[Begin]

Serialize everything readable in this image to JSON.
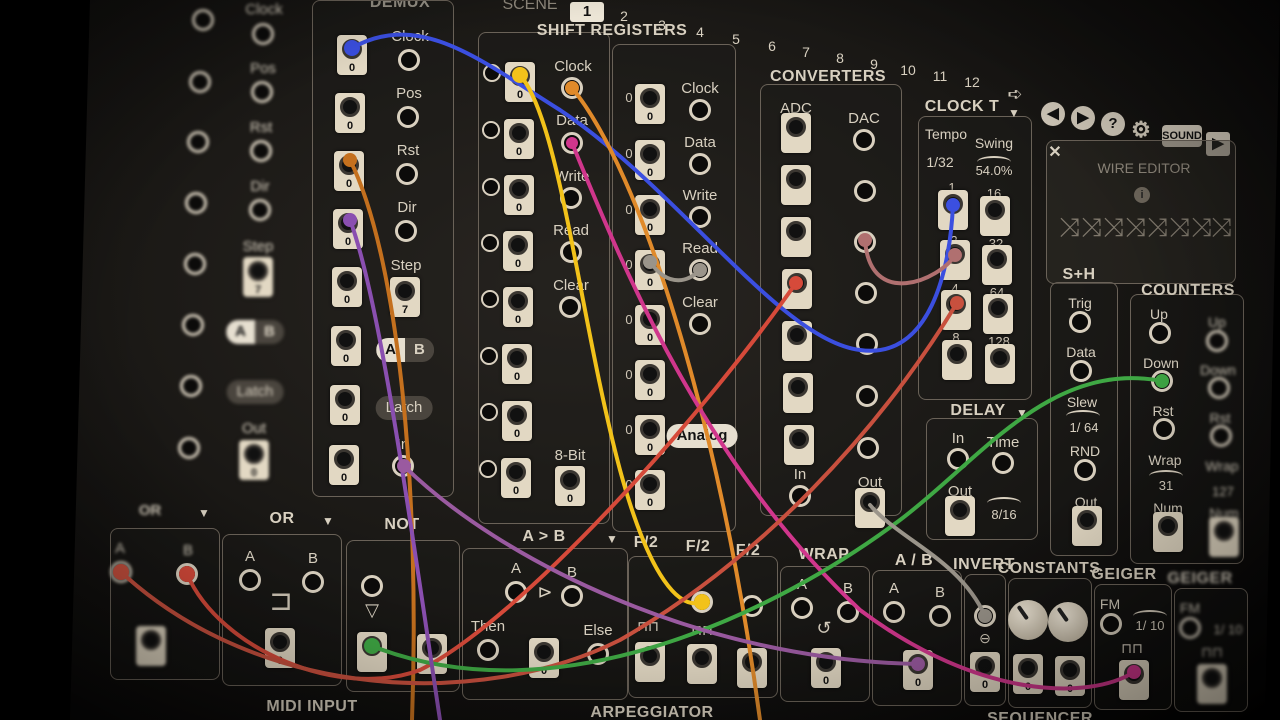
{
  "header": {
    "demux_title": "DEMUX",
    "scene_label": "SCENE",
    "scene_selected": "1",
    "scene_numbers": [
      "2",
      "3",
      "4",
      "5",
      "6",
      "7",
      "8",
      "9",
      "10",
      "11",
      "12"
    ]
  },
  "left_module": {
    "labels": [
      "Clock",
      "Pos",
      "Rst",
      "Dir",
      "Step"
    ],
    "step_value": "7",
    "ab_a": "A",
    "ab_b": "B",
    "latch": "Latch",
    "out": "Out",
    "out_value": "0"
  },
  "demux": {
    "labels": [
      "Clock",
      "Pos",
      "Rst",
      "Dir",
      "Step"
    ],
    "step_value": "7",
    "ab_a": "A",
    "ab_b": "B",
    "latch": "Latch",
    "in": "In",
    "port_values": [
      "0",
      "0",
      "0",
      "0",
      "0",
      "0",
      "0",
      "0"
    ]
  },
  "shift_registers": {
    "title": "SHIFT REGISTERS",
    "left_labels": [
      "Clock",
      "Data",
      "Write",
      "Read",
      "Clear"
    ],
    "right_labels": [
      "Clock",
      "Data",
      "Write",
      "Read",
      "Clear"
    ],
    "bit_label": "8-Bit",
    "bit_value": "0",
    "analog": "Analog",
    "port_values": [
      "0",
      "0",
      "0",
      "0",
      "0",
      "0",
      "0",
      "0"
    ]
  },
  "converters": {
    "title": "CONVERTERS",
    "adc": "ADC",
    "dac": "DAC",
    "in": "In"
  },
  "clock_t": {
    "title": "CLOCK T",
    "tempo_label": "Tempo",
    "tempo_value": "1/32",
    "swing_label": "Swing",
    "swing_value": "54.0%",
    "outputs": [
      "1",
      "16",
      "2",
      "32",
      "4",
      "64",
      "8",
      "128"
    ]
  },
  "toolbar": {
    "back_icon": "◀",
    "forward_icon": "▶",
    "help": "?",
    "settings": "⚙",
    "sound": "SOUND",
    "play": "▶"
  },
  "wire_editor": {
    "title": "WIRE EDITOR",
    "close": "✕",
    "info": "i"
  },
  "sample_hold": {
    "title": "S+H",
    "trig": "Trig",
    "data": "Data",
    "slew": "Slew",
    "slew_value": "1/ 64",
    "rnd": "RND",
    "out": "Out"
  },
  "counters": {
    "title": "COUNTERS",
    "up": "Up",
    "down": "Down",
    "rst": "Rst",
    "wrap": "Wrap",
    "wrap_value_a": "31",
    "wrap_value_b": "127",
    "num": "Num"
  },
  "delay": {
    "title": "DELAY",
    "in": "In",
    "time": "Time",
    "out": "Out",
    "time_value": "8/16"
  },
  "bottom_row": {
    "xor": "OR",
    "or": "OR",
    "not": "NOT",
    "a_gt_b": "A > B",
    "f2a": "F/2",
    "f2b": "F/2",
    "f2c": "F/2",
    "wrap": "WRAP",
    "a_b": "A / B",
    "invert": "INVERT",
    "constants": "CONSTANTS",
    "geiger_a": "GEIGER",
    "geiger_b": "GEIGER",
    "a": "A",
    "b": "B",
    "then": "Then",
    "else": "Else",
    "fm": "FM",
    "fm_value": "1/ 10",
    "midi_input": "MIDI INPUT",
    "arpeggiator": "ARPEGGIATOR",
    "sequencer": "SEQUENCER",
    "zero": "0"
  },
  "colors": {
    "cable_blue": "#3b4fe0",
    "cable_yellow": "#f2c21a",
    "cable_orange": "#e08a2a",
    "cable_magenta": "#d0368c",
    "cable_red": "#d64a3a",
    "cable_green": "#3fa844",
    "cable_purple": "#8a4fb0",
    "cable_mauve": "#b07070",
    "cable_grey": "#9a948a",
    "cable_brown": "#9a5a2a"
  }
}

[End]

**GIVEN REQUEST**
Make an exact copy of the listing above. Do not include the pictures.

**FINAL ANSWER**
Serialize everything readable in this image to JSON.
{
  "header": {
    "demux_title": "DEMUX",
    "scene_label": "SCENE",
    "scene_selected": "1",
    "scene_numbers": [
      "2",
      "3",
      "4",
      "5",
      "6",
      "7",
      "8",
      "9",
      "10",
      "11",
      "12"
    ]
  },
  "left_module": {
    "labels": [
      "Clock",
      "Pos",
      "Rst",
      "Dir",
      "Step"
    ],
    "step_value": "7",
    "ab_a": "A",
    "ab_b": "B",
    "latch": "Latch",
    "out": "Out",
    "out_value": "0"
  },
  "demux": {
    "labels": [
      "Clock",
      "Pos",
      "Rst",
      "Dir",
      "Step"
    ],
    "step_value": "7",
    "ab_a": "A",
    "ab_b": "B",
    "latch": "Latch",
    "in": "In",
    "port_values": [
      "0",
      "0",
      "0",
      "0",
      "0",
      "0",
      "0",
      "0"
    ]
  },
  "shift_registers": {
    "title": "SHIFT REGISTERS",
    "left_labels": [
      "Clock",
      "Data",
      "Write",
      "Read",
      "Clear"
    ],
    "right_labels": [
      "Clock",
      "Data",
      "Write",
      "Read",
      "Clear"
    ],
    "bit_label": "8-Bit",
    "bit_value": "0",
    "analog": "Analog",
    "port_values": [
      "0",
      "0",
      "0",
      "0",
      "0",
      "0",
      "0",
      "0"
    ]
  },
  "converters": {
    "title": "CONVERTERS",
    "adc": "ADC",
    "dac": "DAC",
    "in": "In"
  },
  "clock_t": {
    "title": "CLOCK T",
    "tempo_label": "Tempo",
    "tempo_value": "1/32",
    "swing_label": "Swing",
    "swing_value": "54.0%",
    "outputs": [
      "1",
      "16",
      "2",
      "32",
      "4",
      "64",
      "8",
      "128"
    ]
  },
  "toolbar": {
    "back_icon": "◀",
    "forward_icon": "▶",
    "help": "?",
    "settings": "⚙",
    "sound": "SOUND",
    "play": "▶"
  },
  "wire_editor": {
    "title": "WIRE EDITOR",
    "close": "✕",
    "info": "i"
  },
  "sample_hold": {
    "title": "S+H",
    "trig": "Trig",
    "data": "Data",
    "slew": "Slew",
    "slew_value": "1/ 64",
    "rnd": "RND",
    "out": "Out"
  },
  "counters": {
    "title": "COUNTERS",
    "up": "Up",
    "down": "Down",
    "rst": "Rst",
    "wrap": "Wrap",
    "wrap_value_a": "31",
    "wrap_value_b": "127",
    "num": "Num"
  },
  "delay": {
    "title": "DELAY",
    "in": "In",
    "time": "Time",
    "out": "Out",
    "time_value": "8/16"
  },
  "bottom_row": {
    "xor": "OR",
    "or": "OR",
    "not": "NOT",
    "a_gt_b": "A > B",
    "f2a": "F/2",
    "f2b": "F/2",
    "f2c": "F/2",
    "wrap": "WRAP",
    "a_b": "A / B",
    "invert": "INVERT",
    "constants": "CONSTANTS",
    "geiger_a": "GEIGER",
    "geiger_b": "GEIGER",
    "a": "A",
    "b": "B",
    "then": "Then",
    "else": "Else",
    "fm": "FM",
    "fm_value": "1/ 10",
    "midi_input": "MIDI INPUT",
    "arpeggiator": "ARPEGGIATOR",
    "sequencer": "SEQUENCER",
    "zero": "0"
  },
  "colors": {
    "cable_blue": "#3b4fe0",
    "cable_yellow": "#f2c21a",
    "cable_orange": "#e08a2a",
    "cable_magenta": "#d0368c",
    "cable_red": "#d64a3a",
    "cable_green": "#3fa844",
    "cable_purple": "#8a4fb0",
    "cable_mauve": "#b07070",
    "cable_grey": "#9a948a",
    "cable_brown": "#9a5a2a"
  }
}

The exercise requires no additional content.